Items from a data source:
◇ ◇ ◇ ◇ ◇ ◇ ◇

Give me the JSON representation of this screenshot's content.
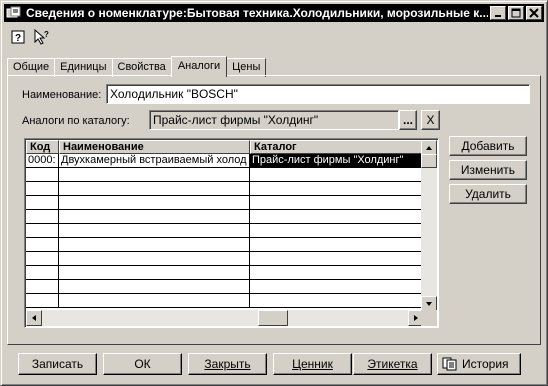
{
  "window": {
    "title": "Сведения о номенклатуре:Бытовая техника.Холодильники, морозильные к..."
  },
  "tabs": [
    "Общие",
    "Единицы",
    "Свойства",
    "Аналоги",
    "Цены"
  ],
  "form": {
    "name_label": "Наименование:",
    "name_value": "Холодильник \"BOSCH\"",
    "catalog_label": "Аналоги по каталогу:",
    "catalog_value": "Прайс-лист фирмы \"Холдинг\"",
    "browse_label": "...",
    "clear_label": "X"
  },
  "grid": {
    "columns": [
      "Код",
      "Наименование",
      "Каталог"
    ],
    "rows": [
      [
        "0000:",
        "Двухкамерный встраиваемый холод",
        "Прайс-лист фирмы \"Холдинг\""
      ]
    ]
  },
  "side_buttons": {
    "add": "Добавить",
    "edit": "Изменить",
    "delete": "Удалить"
  },
  "bottom_buttons": {
    "save": "Записать",
    "ok": "ОК",
    "close": "Закрыть",
    "price_tag": "Ценник",
    "label": "Этикетка",
    "history": "История"
  }
}
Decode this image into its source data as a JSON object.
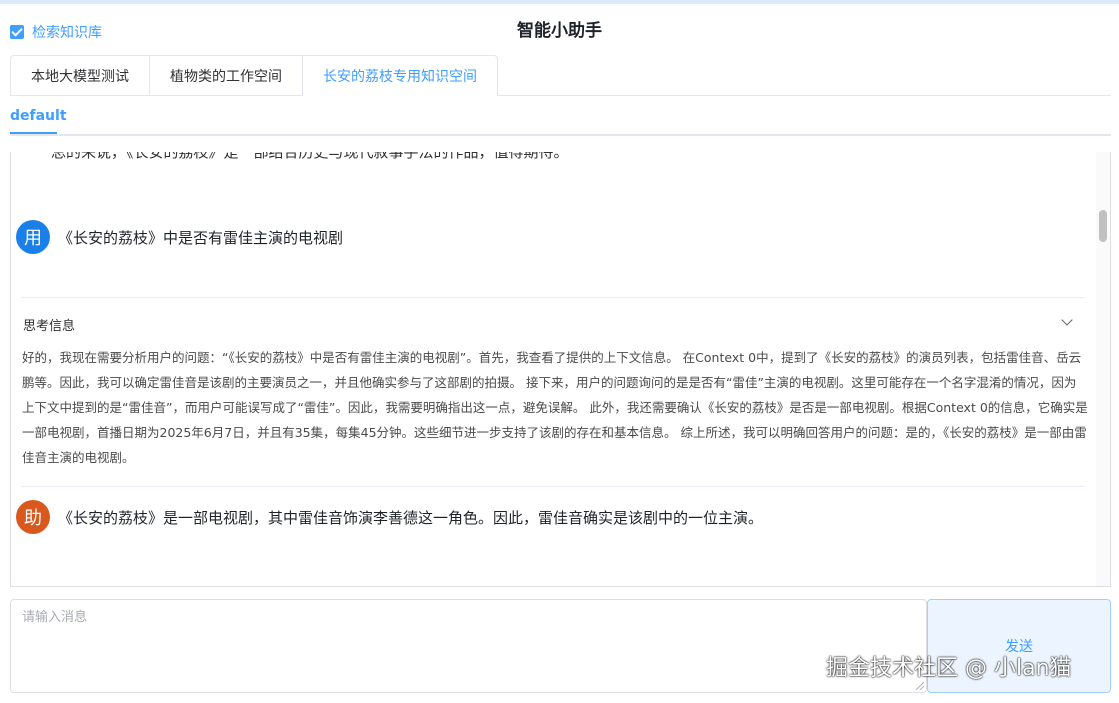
{
  "header": {
    "kb_checkbox_label": "检索知识库",
    "title": "智能小助手"
  },
  "tabs": [
    {
      "label": "本地大模型测试",
      "active": false
    },
    {
      "label": "植物类的工作空间",
      "active": false
    },
    {
      "label": "长安的荔枝专用知识空间",
      "active": true
    }
  ],
  "subtab": {
    "label": "default"
  },
  "chat": {
    "previous_cut_text": "总的来说，《长安的荔枝》是一部结合历史与现代叙事手法的作品，值得期待。",
    "user_message": {
      "avatar": "用",
      "text": "《长安的荔枝》中是否有雷佳主演的电视剧"
    },
    "thinking": {
      "header": "思考信息",
      "body": "好的，我现在需要分析用户的问题：“《长安的荔枝》中是否有雷佳主演的电视剧”。首先，我查看了提供的上下文信息。 在Context 0中，提到了《长安的荔枝》的演员列表，包括雷佳音、岳云鹏等。因此，我可以确定雷佳音是该剧的主要演员之一，并且他确实参与了这部剧的拍摄。 接下来，用户的问题询问的是是否有“雷佳”主演的电视剧。这里可能存在一个名字混淆的情况，因为上下文中提到的是“雷佳音”，而用户可能误写成了“雷佳”。因此，我需要明确指出这一点，避免误解。 此外，我还需要确认《长安的荔枝》是否是一部电视剧。根据Context 0的信息，它确实是一部电视剧，首播日期为2025年6月7日，并且有35集，每集45分钟。这些细节进一步支持了该剧的存在和基本信息。 综上所述，我可以明确回答用户的问题：是的，《长安的荔枝》是一部由雷佳音主演的电视剧。"
    },
    "bot_message": {
      "avatar": "助",
      "text": "《长安的荔枝》是一部电视剧，其中雷佳音饰演李善德这一角色。因此，雷佳音确实是该剧中的一位主演。"
    }
  },
  "input": {
    "placeholder": "请输入消息",
    "value": ""
  },
  "send_button": {
    "label": "发送"
  },
  "watermark": "掘金技术社区 @ 小lan猫",
  "colors": {
    "accent": "#409eff",
    "user_avatar": "#1a7fe6",
    "bot_avatar": "#d9581e"
  },
  "icons": {
    "checkbox": "check-icon",
    "collapse": "chevron-down-icon"
  }
}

◇ ◇ ◇ ◇ ◇ ◇ ◇

_Exercise instructions_. Reproduce every record word for word. The copy must contain no pictures.

_Exercise result_.
Give me the JSON representation of this screenshot's content.
{
  "window": {
    "title": "Сведения о номенклатуре:Бытовая техника.Холодильники, морозильные к..."
  },
  "tabs": [
    "Общие",
    "Единицы",
    "Свойства",
    "Аналоги",
    "Цены"
  ],
  "form": {
    "name_label": "Наименование:",
    "name_value": "Холодильник \"BOSCH\"",
    "catalog_label": "Аналоги по каталогу:",
    "catalog_value": "Прайс-лист фирмы \"Холдинг\"",
    "browse_label": "...",
    "clear_label": "X"
  },
  "grid": {
    "columns": [
      "Код",
      "Наименование",
      "Каталог"
    ],
    "rows": [
      [
        "0000:",
        "Двухкамерный встраиваемый холод",
        "Прайс-лист фирмы \"Холдинг\""
      ]
    ]
  },
  "side_buttons": {
    "add": "Добавить",
    "edit": "Изменить",
    "delete": "Удалить"
  },
  "bottom_buttons": {
    "save": "Записать",
    "ok": "ОК",
    "close": "Закрыть",
    "price_tag": "Ценник",
    "label": "Этикетка",
    "history": "История"
  }
}
Decode this image into its source data as a JSON object.
{
  "header": {
    "kb_checkbox_label": "检索知识库",
    "title": "智能小助手"
  },
  "tabs": [
    {
      "label": "本地大模型测试",
      "active": false
    },
    {
      "label": "植物类的工作空间",
      "active": false
    },
    {
      "label": "长安的荔枝专用知识空间",
      "active": true
    }
  ],
  "subtab": {
    "label": "default"
  },
  "chat": {
    "previous_cut_text": "总的来说，《长安的荔枝》是一部结合历史与现代叙事手法的作品，值得期待。",
    "user_message": {
      "avatar": "用",
      "text": "《长安的荔枝》中是否有雷佳主演的电视剧"
    },
    "thinking": {
      "header": "思考信息",
      "body": "好的，我现在需要分析用户的问题：“《长安的荔枝》中是否有雷佳主演的电视剧”。首先，我查看了提供的上下文信息。 在Context 0中，提到了《长安的荔枝》的演员列表，包括雷佳音、岳云鹏等。因此，我可以确定雷佳音是该剧的主要演员之一，并且他确实参与了这部剧的拍摄。 接下来，用户的问题询问的是是否有“雷佳”主演的电视剧。这里可能存在一个名字混淆的情况，因为上下文中提到的是“雷佳音”，而用户可能误写成了“雷佳”。因此，我需要明确指出这一点，避免误解。 此外，我还需要确认《长安的荔枝》是否是一部电视剧。根据Context 0的信息，它确实是一部电视剧，首播日期为2025年6月7日，并且有35集，每集45分钟。这些细节进一步支持了该剧的存在和基本信息。 综上所述，我可以明确回答用户的问题：是的，《长安的荔枝》是一部由雷佳音主演的电视剧。"
    },
    "bot_message": {
      "avatar": "助",
      "text": "《长安的荔枝》是一部电视剧，其中雷佳音饰演李善德这一角色。因此，雷佳音确实是该剧中的一位主演。"
    }
  },
  "input": {
    "placeholder": "请输入消息",
    "value": ""
  },
  "send_button": {
    "label": "发送"
  },
  "watermark": "掘金技术社区 @ 小lan猫",
  "colors": {
    "accent": "#409eff",
    "user_avatar": "#1a7fe6",
    "bot_avatar": "#d9581e"
  },
  "icons": {
    "checkbox": "check-icon",
    "collapse": "chevron-down-icon"
  }
}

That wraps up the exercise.